** BEGIN Entries supplied **

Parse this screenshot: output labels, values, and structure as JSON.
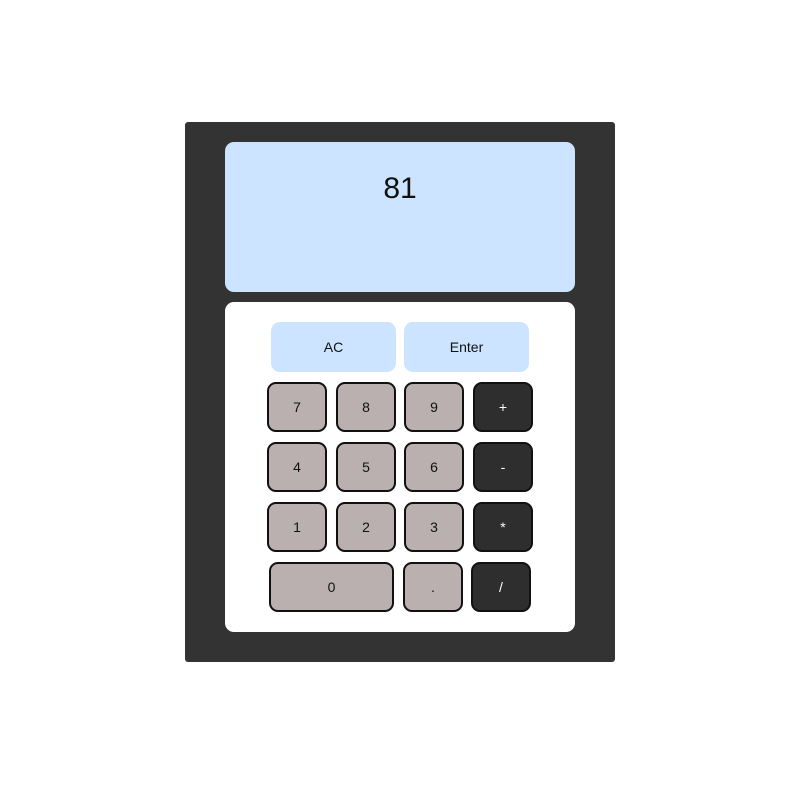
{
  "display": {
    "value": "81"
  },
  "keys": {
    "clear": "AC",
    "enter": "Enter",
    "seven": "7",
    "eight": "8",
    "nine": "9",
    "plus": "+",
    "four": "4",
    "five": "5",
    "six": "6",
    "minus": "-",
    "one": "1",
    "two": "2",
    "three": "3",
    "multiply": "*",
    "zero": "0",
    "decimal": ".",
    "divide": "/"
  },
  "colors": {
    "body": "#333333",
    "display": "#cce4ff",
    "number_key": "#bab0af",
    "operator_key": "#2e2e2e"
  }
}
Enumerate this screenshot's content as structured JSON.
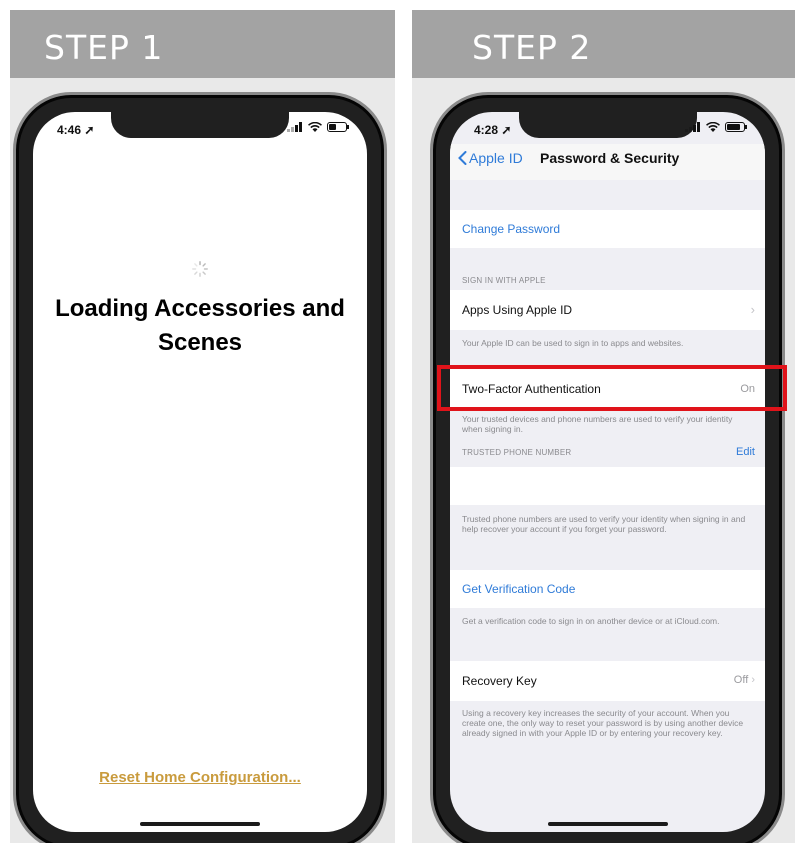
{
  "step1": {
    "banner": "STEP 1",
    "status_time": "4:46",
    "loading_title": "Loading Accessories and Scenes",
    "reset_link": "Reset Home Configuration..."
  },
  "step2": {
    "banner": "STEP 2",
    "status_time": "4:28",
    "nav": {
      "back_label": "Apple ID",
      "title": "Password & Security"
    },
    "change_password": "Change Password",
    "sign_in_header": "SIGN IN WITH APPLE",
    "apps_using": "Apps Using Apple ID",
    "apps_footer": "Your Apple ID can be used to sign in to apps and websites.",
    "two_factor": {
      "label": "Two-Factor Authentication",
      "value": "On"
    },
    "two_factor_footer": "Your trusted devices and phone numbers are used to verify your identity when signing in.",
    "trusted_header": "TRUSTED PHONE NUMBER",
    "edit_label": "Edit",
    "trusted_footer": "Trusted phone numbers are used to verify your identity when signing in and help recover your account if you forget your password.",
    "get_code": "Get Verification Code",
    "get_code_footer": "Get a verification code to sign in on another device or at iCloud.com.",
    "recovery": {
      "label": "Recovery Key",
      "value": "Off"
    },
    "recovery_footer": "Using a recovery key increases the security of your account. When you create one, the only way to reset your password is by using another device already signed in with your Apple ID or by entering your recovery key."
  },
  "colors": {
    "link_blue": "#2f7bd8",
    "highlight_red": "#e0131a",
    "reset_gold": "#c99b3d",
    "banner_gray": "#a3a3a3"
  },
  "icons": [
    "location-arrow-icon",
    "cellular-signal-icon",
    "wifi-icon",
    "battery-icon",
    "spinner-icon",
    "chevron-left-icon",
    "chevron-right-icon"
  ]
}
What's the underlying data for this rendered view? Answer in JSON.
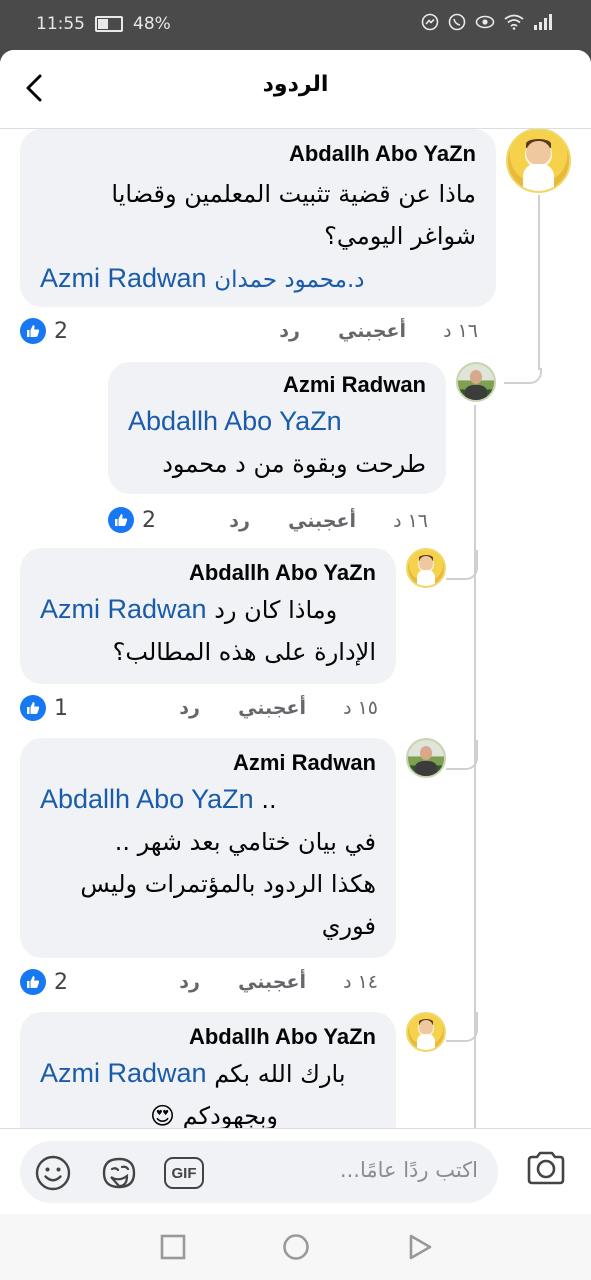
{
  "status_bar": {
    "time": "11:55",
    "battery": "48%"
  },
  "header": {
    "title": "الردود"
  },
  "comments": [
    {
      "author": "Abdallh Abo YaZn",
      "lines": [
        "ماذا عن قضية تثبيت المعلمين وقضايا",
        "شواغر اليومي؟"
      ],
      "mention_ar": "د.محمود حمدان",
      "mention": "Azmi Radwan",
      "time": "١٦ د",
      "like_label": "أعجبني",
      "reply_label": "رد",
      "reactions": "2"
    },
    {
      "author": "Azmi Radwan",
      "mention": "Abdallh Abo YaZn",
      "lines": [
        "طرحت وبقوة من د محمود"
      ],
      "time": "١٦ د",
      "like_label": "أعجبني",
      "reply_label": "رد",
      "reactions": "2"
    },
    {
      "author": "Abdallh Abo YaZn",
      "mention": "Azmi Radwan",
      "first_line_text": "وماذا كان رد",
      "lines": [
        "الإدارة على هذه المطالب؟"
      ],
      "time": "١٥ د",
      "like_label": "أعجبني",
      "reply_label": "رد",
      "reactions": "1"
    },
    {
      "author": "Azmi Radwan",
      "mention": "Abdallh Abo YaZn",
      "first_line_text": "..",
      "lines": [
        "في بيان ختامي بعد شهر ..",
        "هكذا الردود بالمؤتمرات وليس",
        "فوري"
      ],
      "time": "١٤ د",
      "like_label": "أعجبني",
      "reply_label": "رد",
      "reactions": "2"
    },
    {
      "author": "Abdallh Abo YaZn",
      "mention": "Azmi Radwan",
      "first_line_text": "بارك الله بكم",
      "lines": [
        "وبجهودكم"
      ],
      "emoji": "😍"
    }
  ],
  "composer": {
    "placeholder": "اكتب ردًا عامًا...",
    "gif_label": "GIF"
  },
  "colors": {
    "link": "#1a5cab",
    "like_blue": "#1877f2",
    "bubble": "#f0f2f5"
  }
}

** END Entries supplied **

**Given instruction**
Output a faithful copy of the data, with each picture left out.

**Output of the exercise**
Parse this screenshot: output labels, values, and structure as JSON.
{
  "display": {
    "value": "81"
  },
  "keys": {
    "clear": "AC",
    "enter": "Enter",
    "seven": "7",
    "eight": "8",
    "nine": "9",
    "plus": "+",
    "four": "4",
    "five": "5",
    "six": "6",
    "minus": "-",
    "one": "1",
    "two": "2",
    "three": "3",
    "multiply": "*",
    "zero": "0",
    "decimal": ".",
    "divide": "/"
  },
  "colors": {
    "body": "#333333",
    "display": "#cce4ff",
    "number_key": "#bab0af",
    "operator_key": "#2e2e2e"
  }
}
Enumerate this screenshot's content as structured JSON.
{
  "step1": {
    "banner": "STEP 1",
    "status_time": "4:46",
    "loading_title": "Loading Accessories and Scenes",
    "reset_link": "Reset Home Configuration..."
  },
  "step2": {
    "banner": "STEP 2",
    "status_time": "4:28",
    "nav": {
      "back_label": "Apple ID",
      "title": "Password & Security"
    },
    "change_password": "Change Password",
    "sign_in_header": "SIGN IN WITH APPLE",
    "apps_using": "Apps Using Apple ID",
    "apps_footer": "Your Apple ID can be used to sign in to apps and websites.",
    "two_factor": {
      "label": "Two-Factor Authentication",
      "value": "On"
    },
    "two_factor_footer": "Your trusted devices and phone numbers are used to verify your identity when signing in.",
    "trusted_header": "TRUSTED PHONE NUMBER",
    "edit_label": "Edit",
    "trusted_footer": "Trusted phone numbers are used to verify your identity when signing in and help recover your account if you forget your password.",
    "get_code": "Get Verification Code",
    "get_code_footer": "Get a verification code to sign in on another device or at iCloud.com.",
    "recovery": {
      "label": "Recovery Key",
      "value": "Off"
    },
    "recovery_footer": "Using a recovery key increases the security of your account. When you create one, the only way to reset your password is by using another device already signed in with your Apple ID or by entering your recovery key."
  },
  "colors": {
    "link_blue": "#2f7bd8",
    "highlight_red": "#e0131a",
    "reset_gold": "#c99b3d",
    "banner_gray": "#a3a3a3"
  },
  "icons": [
    "location-arrow-icon",
    "cellular-signal-icon",
    "wifi-icon",
    "battery-icon",
    "spinner-icon",
    "chevron-left-icon",
    "chevron-right-icon"
  ]
}
What's the underlying data for this rendered view? Answer in JSON.
{
  "status_bar": {
    "time": "11:55",
    "battery": "48%"
  },
  "header": {
    "title": "الردود"
  },
  "comments": [
    {
      "author": "Abdallh Abo YaZn",
      "lines": [
        "ماذا عن قضية تثبيت المعلمين وقضايا",
        "شواغر اليومي؟"
      ],
      "mention_ar": "د.محمود حمدان",
      "mention": "Azmi Radwan",
      "time": "١٦ د",
      "like_label": "أعجبني",
      "reply_label": "رد",
      "reactions": "2"
    },
    {
      "author": "Azmi Radwan",
      "mention": "Abdallh Abo YaZn",
      "lines": [
        "طرحت وبقوة من د محمود"
      ],
      "time": "١٦ د",
      "like_label": "أعجبني",
      "reply_label": "رد",
      "reactions": "2"
    },
    {
      "author": "Abdallh Abo YaZn",
      "mention": "Azmi Radwan",
      "first_line_text": "وماذا كان رد",
      "lines": [
        "الإدارة على هذه المطالب؟"
      ],
      "time": "١٥ د",
      "like_label": "أعجبني",
      "reply_label": "رد",
      "reactions": "1"
    },
    {
      "author": "Azmi Radwan",
      "mention": "Abdallh Abo YaZn",
      "first_line_text": "..",
      "lines": [
        "في بيان ختامي بعد شهر ..",
        "هكذا الردود بالمؤتمرات وليس",
        "فوري"
      ],
      "time": "١٤ د",
      "like_label": "أعجبني",
      "reply_label": "رد",
      "reactions": "2"
    },
    {
      "author": "Abdallh Abo YaZn",
      "mention": "Azmi Radwan",
      "first_line_text": "بارك الله بكم",
      "lines": [
        "وبجهودكم"
      ],
      "emoji": "😍"
    }
  ],
  "composer": {
    "placeholder": "اكتب ردًا عامًا...",
    "gif_label": "GIF"
  },
  "colors": {
    "link": "#1a5cab",
    "like_blue": "#1877f2",
    "bubble": "#f0f2f5"
  }
}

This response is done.